[Data entries]

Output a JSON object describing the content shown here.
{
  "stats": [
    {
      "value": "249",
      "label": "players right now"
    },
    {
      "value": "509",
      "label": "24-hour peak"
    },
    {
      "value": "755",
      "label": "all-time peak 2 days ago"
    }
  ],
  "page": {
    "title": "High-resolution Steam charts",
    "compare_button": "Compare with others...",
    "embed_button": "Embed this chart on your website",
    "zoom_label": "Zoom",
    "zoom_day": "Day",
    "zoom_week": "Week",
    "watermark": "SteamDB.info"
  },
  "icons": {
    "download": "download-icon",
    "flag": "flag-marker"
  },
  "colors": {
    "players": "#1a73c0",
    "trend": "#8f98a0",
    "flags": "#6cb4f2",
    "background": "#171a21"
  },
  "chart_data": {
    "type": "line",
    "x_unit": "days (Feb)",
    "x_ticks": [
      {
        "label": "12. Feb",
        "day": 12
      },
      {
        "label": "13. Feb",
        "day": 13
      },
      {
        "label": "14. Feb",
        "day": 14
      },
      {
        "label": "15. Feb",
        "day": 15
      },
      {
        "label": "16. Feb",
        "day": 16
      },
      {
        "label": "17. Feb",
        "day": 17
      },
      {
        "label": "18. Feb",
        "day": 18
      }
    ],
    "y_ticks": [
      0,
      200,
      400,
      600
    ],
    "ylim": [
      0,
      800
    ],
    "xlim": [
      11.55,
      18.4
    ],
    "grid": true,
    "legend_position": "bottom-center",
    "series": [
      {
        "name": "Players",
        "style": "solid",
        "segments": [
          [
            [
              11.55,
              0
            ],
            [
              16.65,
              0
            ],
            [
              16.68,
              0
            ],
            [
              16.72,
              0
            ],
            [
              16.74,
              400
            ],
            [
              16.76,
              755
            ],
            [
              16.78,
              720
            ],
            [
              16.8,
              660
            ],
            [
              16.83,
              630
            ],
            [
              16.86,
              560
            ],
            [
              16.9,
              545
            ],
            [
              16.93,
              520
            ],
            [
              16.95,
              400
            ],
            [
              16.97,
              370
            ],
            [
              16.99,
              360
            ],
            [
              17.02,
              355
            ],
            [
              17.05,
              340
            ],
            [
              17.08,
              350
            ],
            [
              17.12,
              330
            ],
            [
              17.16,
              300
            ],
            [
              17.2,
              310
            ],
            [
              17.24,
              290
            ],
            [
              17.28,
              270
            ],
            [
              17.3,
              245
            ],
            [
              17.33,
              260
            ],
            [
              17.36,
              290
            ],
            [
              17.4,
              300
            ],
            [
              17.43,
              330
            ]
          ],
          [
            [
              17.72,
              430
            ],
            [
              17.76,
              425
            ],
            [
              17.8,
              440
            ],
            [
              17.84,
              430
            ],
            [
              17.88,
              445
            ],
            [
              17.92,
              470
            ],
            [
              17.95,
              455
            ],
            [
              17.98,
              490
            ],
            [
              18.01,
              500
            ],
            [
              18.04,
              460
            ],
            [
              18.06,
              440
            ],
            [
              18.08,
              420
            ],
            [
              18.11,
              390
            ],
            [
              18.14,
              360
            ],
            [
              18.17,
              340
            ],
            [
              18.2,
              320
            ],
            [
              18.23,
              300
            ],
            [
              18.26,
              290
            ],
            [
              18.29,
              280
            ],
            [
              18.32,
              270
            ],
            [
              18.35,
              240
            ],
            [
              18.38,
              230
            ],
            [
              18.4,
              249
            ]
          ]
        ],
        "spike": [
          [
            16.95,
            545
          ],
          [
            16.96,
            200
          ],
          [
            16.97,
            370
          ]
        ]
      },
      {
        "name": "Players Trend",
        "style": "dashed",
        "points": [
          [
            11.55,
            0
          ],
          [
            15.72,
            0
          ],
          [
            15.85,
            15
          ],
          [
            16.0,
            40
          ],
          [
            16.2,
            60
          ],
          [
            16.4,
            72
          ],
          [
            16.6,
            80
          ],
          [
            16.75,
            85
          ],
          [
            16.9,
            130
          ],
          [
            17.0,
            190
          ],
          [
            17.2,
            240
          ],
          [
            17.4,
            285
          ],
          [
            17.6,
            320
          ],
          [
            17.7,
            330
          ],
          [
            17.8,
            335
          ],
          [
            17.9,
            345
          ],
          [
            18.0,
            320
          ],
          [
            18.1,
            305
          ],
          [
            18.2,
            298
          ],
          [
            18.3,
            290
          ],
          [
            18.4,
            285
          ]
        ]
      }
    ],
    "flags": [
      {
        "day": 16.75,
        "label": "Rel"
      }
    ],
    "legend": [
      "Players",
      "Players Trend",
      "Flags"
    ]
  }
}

** EXERCISE REQUIREMENTS **
Your task is to reproduce all of the records exactly.

** TASK SOLUTION **
Output a JSON object describing the content shown here.
{
  "stats": [
    {
      "value": "249",
      "label": "players right now"
    },
    {
      "value": "509",
      "label": "24-hour peak"
    },
    {
      "value": "755",
      "label": "all-time peak 2 days ago"
    }
  ],
  "page": {
    "title": "High-resolution Steam charts",
    "compare_button": "Compare with others...",
    "embed_button": "Embed this chart on your website",
    "zoom_label": "Zoom",
    "zoom_day": "Day",
    "zoom_week": "Week",
    "watermark": "SteamDB.info"
  },
  "icons": {
    "download": "download-icon",
    "flag": "flag-marker"
  },
  "colors": {
    "players": "#1a73c0",
    "trend": "#8f98a0",
    "flags": "#6cb4f2",
    "background": "#171a21"
  },
  "chart_data": {
    "type": "line",
    "x_unit": "days (Feb)",
    "x_ticks": [
      {
        "label": "12. Feb",
        "day": 12
      },
      {
        "label": "13. Feb",
        "day": 13
      },
      {
        "label": "14. Feb",
        "day": 14
      },
      {
        "label": "15. Feb",
        "day": 15
      },
      {
        "label": "16. Feb",
        "day": 16
      },
      {
        "label": "17. Feb",
        "day": 17
      },
      {
        "label": "18. Feb",
        "day": 18
      }
    ],
    "y_ticks": [
      0,
      200,
      400,
      600
    ],
    "ylim": [
      0,
      800
    ],
    "xlim": [
      11.55,
      18.4
    ],
    "grid": true,
    "legend_position": "bottom-center",
    "series": [
      {
        "name": "Players",
        "style": "solid",
        "segments": [
          [
            [
              11.55,
              0
            ],
            [
              16.65,
              0
            ],
            [
              16.68,
              0
            ],
            [
              16.72,
              0
            ],
            [
              16.74,
              400
            ],
            [
              16.76,
              755
            ],
            [
              16.78,
              720
            ],
            [
              16.8,
              660
            ],
            [
              16.83,
              630
            ],
            [
              16.86,
              560
            ],
            [
              16.9,
              545
            ],
            [
              16.93,
              520
            ],
            [
              16.95,
              400
            ],
            [
              16.97,
              370
            ],
            [
              16.99,
              360
            ],
            [
              17.02,
              355
            ],
            [
              17.05,
              340
            ],
            [
              17.08,
              350
            ],
            [
              17.12,
              330
            ],
            [
              17.16,
              300
            ],
            [
              17.2,
              310
            ],
            [
              17.24,
              290
            ],
            [
              17.28,
              270
            ],
            [
              17.3,
              245
            ],
            [
              17.33,
              260
            ],
            [
              17.36,
              290
            ],
            [
              17.4,
              300
            ],
            [
              17.43,
              330
            ]
          ],
          [
            [
              17.72,
              430
            ],
            [
              17.76,
              425
            ],
            [
              17.8,
              440
            ],
            [
              17.84,
              430
            ],
            [
              17.88,
              445
            ],
            [
              17.92,
              470
            ],
            [
              17.95,
              455
            ],
            [
              17.98,
              490
            ],
            [
              18.01,
              500
            ],
            [
              18.04,
              460
            ],
            [
              18.06,
              440
            ],
            [
              18.08,
              420
            ],
            [
              18.11,
              390
            ],
            [
              18.14,
              360
            ],
            [
              18.17,
              340
            ],
            [
              18.2,
              320
            ],
            [
              18.23,
              300
            ],
            [
              18.26,
              290
            ],
            [
              18.29,
              280
            ],
            [
              18.32,
              270
            ],
            [
              18.35,
              240
            ],
            [
              18.38,
              230
            ],
            [
              18.4,
              249
            ]
          ]
        ],
        "spike": [
          [
            16.95,
            545
          ],
          [
            16.96,
            200
          ],
          [
            16.97,
            370
          ]
        ]
      },
      {
        "name": "Players Trend",
        "style": "dashed",
        "points": [
          [
            11.55,
            0
          ],
          [
            15.72,
            0
          ],
          [
            15.85,
            15
          ],
          [
            16.0,
            40
          ],
          [
            16.2,
            60
          ],
          [
            16.4,
            72
          ],
          [
            16.6,
            80
          ],
          [
            16.75,
            85
          ],
          [
            16.9,
            130
          ],
          [
            17.0,
            190
          ],
          [
            17.2,
            240
          ],
          [
            17.4,
            285
          ],
          [
            17.6,
            320
          ],
          [
            17.7,
            330
          ],
          [
            17.8,
            335
          ],
          [
            17.9,
            345
          ],
          [
            18.0,
            320
          ],
          [
            18.1,
            305
          ],
          [
            18.2,
            298
          ],
          [
            18.3,
            290
          ],
          [
            18.4,
            285
          ]
        ]
      }
    ],
    "flags": [
      {
        "day": 16.75,
        "label": "Rel"
      }
    ],
    "legend": [
      "Players",
      "Players Trend",
      "Flags"
    ]
  }
}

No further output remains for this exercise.